** BEGIN Input rows **
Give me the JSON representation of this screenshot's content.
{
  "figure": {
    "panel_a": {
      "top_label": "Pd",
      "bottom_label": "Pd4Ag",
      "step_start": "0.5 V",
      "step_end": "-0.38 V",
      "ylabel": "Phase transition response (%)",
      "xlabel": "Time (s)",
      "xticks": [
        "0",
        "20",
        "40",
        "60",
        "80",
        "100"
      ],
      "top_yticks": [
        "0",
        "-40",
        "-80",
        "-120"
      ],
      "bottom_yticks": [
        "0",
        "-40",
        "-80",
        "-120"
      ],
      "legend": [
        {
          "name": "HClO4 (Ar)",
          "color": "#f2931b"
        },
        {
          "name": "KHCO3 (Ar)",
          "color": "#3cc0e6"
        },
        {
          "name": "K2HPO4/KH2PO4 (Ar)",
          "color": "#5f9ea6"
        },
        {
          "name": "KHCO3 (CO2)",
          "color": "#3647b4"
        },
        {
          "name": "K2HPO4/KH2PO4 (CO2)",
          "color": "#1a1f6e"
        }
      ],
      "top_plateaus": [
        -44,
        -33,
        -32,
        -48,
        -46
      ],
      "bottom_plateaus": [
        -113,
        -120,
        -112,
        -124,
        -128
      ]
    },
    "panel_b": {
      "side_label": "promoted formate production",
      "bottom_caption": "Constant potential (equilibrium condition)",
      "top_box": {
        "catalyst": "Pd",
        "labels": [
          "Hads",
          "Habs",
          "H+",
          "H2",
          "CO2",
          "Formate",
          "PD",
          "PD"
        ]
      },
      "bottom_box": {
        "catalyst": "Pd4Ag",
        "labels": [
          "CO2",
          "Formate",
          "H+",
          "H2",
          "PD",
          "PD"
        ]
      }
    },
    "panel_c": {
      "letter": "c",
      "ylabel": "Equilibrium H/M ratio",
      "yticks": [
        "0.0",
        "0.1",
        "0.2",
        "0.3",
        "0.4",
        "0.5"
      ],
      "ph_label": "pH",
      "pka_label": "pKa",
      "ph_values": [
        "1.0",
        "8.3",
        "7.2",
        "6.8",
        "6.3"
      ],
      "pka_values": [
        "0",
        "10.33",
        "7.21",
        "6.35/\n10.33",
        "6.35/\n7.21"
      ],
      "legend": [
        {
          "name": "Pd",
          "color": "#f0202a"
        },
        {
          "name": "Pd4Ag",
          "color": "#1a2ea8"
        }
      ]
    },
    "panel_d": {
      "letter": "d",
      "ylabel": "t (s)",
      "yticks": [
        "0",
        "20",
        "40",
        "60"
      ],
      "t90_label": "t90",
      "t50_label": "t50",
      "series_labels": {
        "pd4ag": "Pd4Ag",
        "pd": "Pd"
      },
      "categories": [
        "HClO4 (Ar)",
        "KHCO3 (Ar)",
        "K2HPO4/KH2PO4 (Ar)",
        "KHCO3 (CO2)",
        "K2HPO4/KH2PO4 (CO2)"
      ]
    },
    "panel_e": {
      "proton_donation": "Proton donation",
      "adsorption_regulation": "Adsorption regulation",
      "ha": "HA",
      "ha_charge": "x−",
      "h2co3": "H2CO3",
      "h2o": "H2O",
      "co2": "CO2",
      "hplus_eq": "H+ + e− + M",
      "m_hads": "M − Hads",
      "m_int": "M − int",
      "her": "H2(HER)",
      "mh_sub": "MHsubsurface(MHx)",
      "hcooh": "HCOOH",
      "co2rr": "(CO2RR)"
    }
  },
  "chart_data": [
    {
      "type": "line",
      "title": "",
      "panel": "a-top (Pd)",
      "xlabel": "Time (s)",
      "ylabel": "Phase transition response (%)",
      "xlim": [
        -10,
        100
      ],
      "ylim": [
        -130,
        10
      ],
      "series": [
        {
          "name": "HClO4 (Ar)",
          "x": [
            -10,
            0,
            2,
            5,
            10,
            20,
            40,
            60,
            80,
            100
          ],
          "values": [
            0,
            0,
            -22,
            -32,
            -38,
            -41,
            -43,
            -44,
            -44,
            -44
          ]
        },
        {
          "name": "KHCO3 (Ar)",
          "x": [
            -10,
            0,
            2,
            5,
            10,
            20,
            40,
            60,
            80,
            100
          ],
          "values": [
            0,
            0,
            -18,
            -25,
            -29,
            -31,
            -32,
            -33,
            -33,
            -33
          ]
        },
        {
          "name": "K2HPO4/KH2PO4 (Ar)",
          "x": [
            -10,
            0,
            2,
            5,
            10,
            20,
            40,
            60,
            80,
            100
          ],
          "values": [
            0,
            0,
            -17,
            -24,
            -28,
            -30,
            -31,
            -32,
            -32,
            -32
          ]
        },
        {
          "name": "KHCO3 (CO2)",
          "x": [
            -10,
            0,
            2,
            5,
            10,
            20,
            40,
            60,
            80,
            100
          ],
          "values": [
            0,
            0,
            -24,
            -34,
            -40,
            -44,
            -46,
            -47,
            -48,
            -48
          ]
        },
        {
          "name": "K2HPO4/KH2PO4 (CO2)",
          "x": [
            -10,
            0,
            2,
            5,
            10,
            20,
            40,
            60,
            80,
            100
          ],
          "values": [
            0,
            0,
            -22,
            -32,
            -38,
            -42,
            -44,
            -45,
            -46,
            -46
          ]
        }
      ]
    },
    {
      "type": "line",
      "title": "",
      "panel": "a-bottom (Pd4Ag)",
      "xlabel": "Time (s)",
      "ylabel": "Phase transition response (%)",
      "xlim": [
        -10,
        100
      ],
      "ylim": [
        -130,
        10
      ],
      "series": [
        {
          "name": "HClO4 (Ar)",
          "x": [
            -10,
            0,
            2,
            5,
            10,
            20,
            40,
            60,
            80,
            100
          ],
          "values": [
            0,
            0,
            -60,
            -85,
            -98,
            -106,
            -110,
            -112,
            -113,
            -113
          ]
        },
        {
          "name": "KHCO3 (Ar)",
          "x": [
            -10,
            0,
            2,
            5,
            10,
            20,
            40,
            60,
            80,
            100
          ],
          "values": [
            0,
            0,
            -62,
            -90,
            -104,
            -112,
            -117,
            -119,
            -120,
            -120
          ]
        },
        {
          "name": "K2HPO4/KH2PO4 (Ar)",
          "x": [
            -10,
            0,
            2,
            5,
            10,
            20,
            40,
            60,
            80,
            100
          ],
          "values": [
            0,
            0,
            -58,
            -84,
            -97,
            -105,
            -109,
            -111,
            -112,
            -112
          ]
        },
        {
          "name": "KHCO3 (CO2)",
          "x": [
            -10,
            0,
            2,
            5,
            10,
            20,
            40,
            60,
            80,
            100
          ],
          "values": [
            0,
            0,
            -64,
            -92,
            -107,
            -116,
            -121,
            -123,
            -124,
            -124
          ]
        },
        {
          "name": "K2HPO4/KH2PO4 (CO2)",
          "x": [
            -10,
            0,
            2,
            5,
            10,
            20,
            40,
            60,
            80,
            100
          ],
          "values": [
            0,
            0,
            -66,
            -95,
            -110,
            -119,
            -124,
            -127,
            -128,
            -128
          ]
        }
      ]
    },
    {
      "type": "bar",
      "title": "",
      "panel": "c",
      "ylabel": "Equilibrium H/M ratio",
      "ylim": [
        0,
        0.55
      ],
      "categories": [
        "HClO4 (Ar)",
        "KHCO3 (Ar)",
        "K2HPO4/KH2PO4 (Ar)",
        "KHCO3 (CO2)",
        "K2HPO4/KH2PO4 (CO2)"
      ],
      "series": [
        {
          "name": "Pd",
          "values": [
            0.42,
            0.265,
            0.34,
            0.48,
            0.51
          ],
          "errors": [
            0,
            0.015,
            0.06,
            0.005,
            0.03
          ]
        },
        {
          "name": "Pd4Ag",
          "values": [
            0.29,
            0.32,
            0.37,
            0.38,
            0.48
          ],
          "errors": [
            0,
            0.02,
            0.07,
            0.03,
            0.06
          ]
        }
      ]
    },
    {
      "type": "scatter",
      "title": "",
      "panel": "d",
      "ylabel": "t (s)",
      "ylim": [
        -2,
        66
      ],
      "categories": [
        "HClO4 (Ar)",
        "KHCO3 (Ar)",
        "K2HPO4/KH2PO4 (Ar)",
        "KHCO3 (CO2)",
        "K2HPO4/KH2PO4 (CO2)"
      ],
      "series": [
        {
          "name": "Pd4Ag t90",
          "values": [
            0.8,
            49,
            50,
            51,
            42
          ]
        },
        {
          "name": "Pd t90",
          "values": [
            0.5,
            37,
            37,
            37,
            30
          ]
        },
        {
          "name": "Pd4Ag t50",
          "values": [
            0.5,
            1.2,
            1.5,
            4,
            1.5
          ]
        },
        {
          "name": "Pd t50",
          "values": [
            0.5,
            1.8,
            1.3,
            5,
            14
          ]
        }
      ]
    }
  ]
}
** END Input rows **
§ What you should do
Collect from the data above every line that includes "color".

§ Reply to the exercise
          "color": "#f2931b"
          "color": "#3cc0e6"
          "color": "#5f9ea6"
          "color": "#3647b4"
          "color": "#1a1f6e"
          "color": "#f0202a"
          "color": "#1a2ea8"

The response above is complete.